(Data records)
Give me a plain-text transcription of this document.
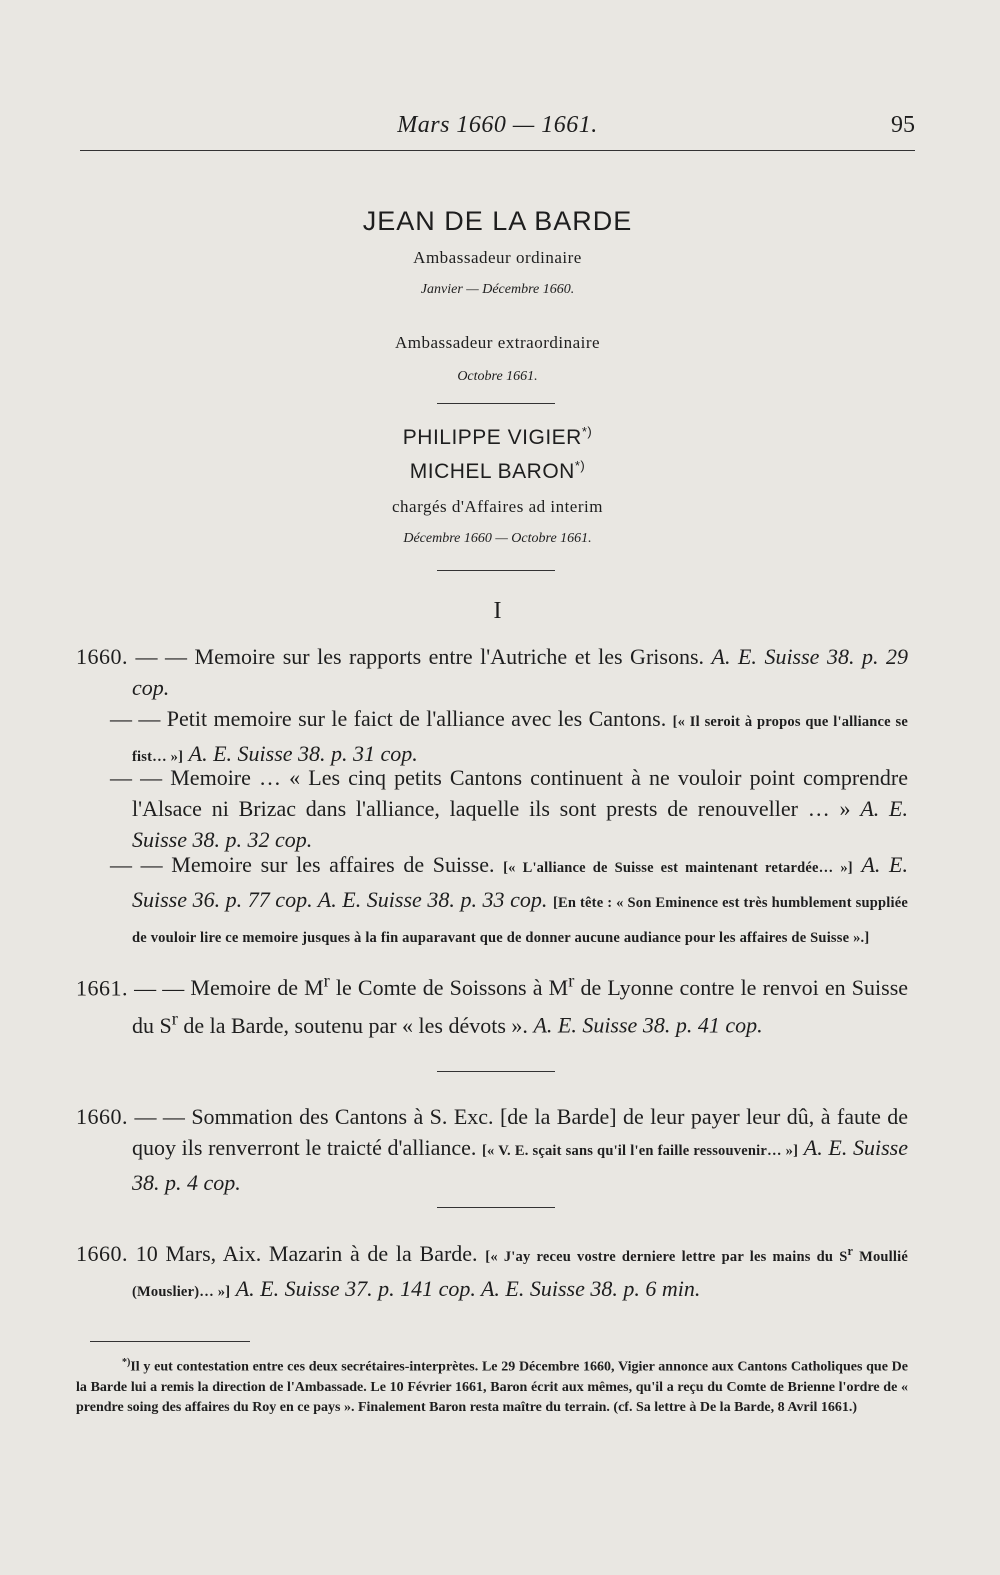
Mars 1660 — 1661.	95
JEAN DE LA BARDE
Ambassadeur ordinaire
Janvier — Décembre 1660.
Ambassadeur extraordinaire
Octobre 1661.
PHILIPPE VIGIER*)
MICHEL BARON*)
chargés d'Affaires ad interim
Décembre 1660 — Octobre 1661.
I
1660. — — Memoire sur les rapports entre l'Autriche et les Grisons. A. E. Suisse 38. p. 29 cop.
— — Petit memoire sur le faict de l'alliance avec les Cantons. [« Il seroit à propos que l'alliance se fist… »] A. E. Suisse 38. p. 31 cop.
— — Memoire … « Les cinq petits Cantons continuent à ne vouloir point comprendre l'Alsace ni Brizac dans l'alliance, laquelle ils sont prests de renouveller … » A. E. Suisse 38. p. 32 cop.
— — Memoire sur les affaires de Suisse. [« L'alliance de Suisse est maintenant retardée… »] A. E. Suisse 36. p. 77 cop. A. E. Suisse 38. p. 33 cop. [En tête : « Son Eminence est très humblement suppliée de vouloir lire ce memoire jusques à la fin auparavant que de donner aucune audiance pour les affaires de Suisse ».]
1661. — — Memoire de $M^r$ le Comte de Soissons à $M^r$ de Lyonne contre le renvoi en Suisse du $S^r$ de la Barde, soutenu par « les dévots ». A. E. Suisse 38. p. 41 cop.
1660. — — Sommation des Cantons à S. Exc. [de la Barde] de leur payer leur dû, à faute de quoy ils renverront le traicté d'alliance. [« V. E. sçait sans qu'il l'en faille ressouvenir… »] A. E. Suisse 38. p. 4 cop.
1660. 10 Mars, Aix. Mazarin à de la Barde. [« J'ay receu vostre derniere lettre par les mains du $S^r$ Moullié (Mouslier)… »] A. E. Suisse 37. p. 141 cop. A. E. Suisse 38. p. 6 min.
*)Il y eut contestation entre ces deux secrétaires-interprètes. Le 29 Décembre 1660, Vigier annonce aux Cantons Catholiques que De la Barde lui a remis la direction de l'Ambassade. Le 10 Février 1661, Baron écrit aux mêmes, qu'il a reçu du Comte de Brienne l'ordre de « prendre soing des affaires du Roy en ce pays ». Finalement Baron resta maître du terrain. (cf. Sa lettre à De la Barde, 8 Avril 1661.)
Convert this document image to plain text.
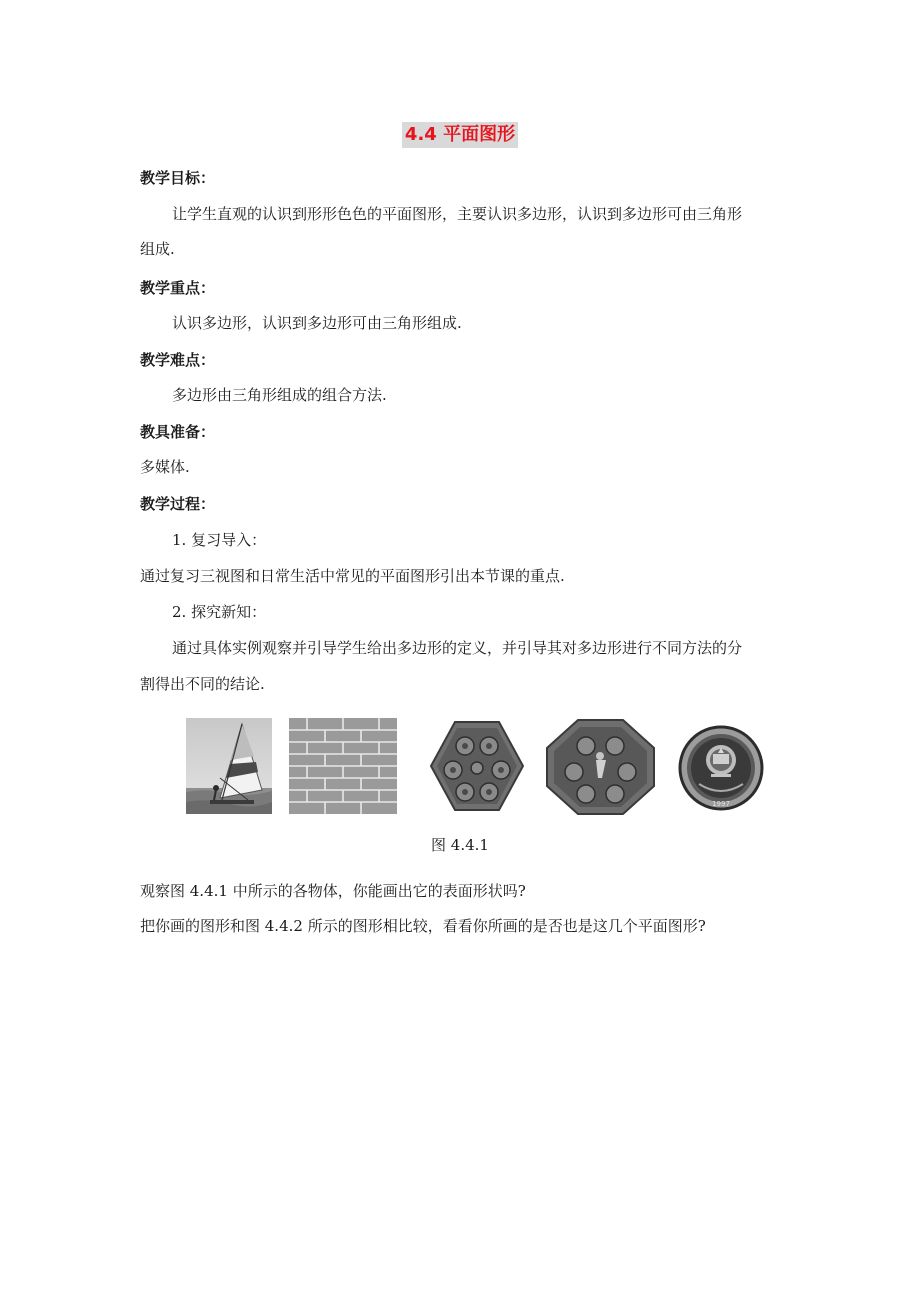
4.4 平面图形
教学目标：
让学生直观的认识到形形色色的平面图形，主要认识多边形，认识到多边形可由三角形
组成.
教学重点：
认识多边形，认识到多边形可由三角形组成.
教学难点：
多边形由三角形组成的组合方法.
教具准备：
多媒体.
教学过程：
1. 复习导入：
通过复习三视图和日常生活中常见的平面图形引出本节课的重点.
2. 探究新知：
通过具体实例观察并引导学生给出多边形的定义，并引导其对多边形进行不同方法的分
割得出不同的结论.
1997
图 4.4.1
观察图 4.4.1 中所示的各物体，你能画出它的表面形状吗?
把你画的图形和图 4.4.2 所示的图形相比较，看看你所画的是否也是这几个平面图形?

Directive: Quote the material above exactly, from the line holding "Convert this document image to plain text." through its last line, including both. Omit the pictures.

Response to this exercise:
Convert this document image to plain text.
4.4 平面图形
教学目标：
让学生直观的认识到形形色色的平面图形，主要认识多边形，认识到多边形可由三角形
组成.
教学重点：
认识多边形，认识到多边形可由三角形组成.
教学难点：
多边形由三角形组成的组合方法.
教具准备：
多媒体.
教学过程：
1. 复习导入：
通过复习三视图和日常生活中常见的平面图形引出本节课的重点.
2. 探究新知：
通过具体实例观察并引导学生给出多边形的定义，并引导其对多边形进行不同方法的分
割得出不同的结论.
1997
图 4.4.1
观察图 4.4.1 中所示的各物体，你能画出它的表面形状吗?
把你画的图形和图 4.4.2 所示的图形相比较，看看你所画的是否也是这几个平面图形?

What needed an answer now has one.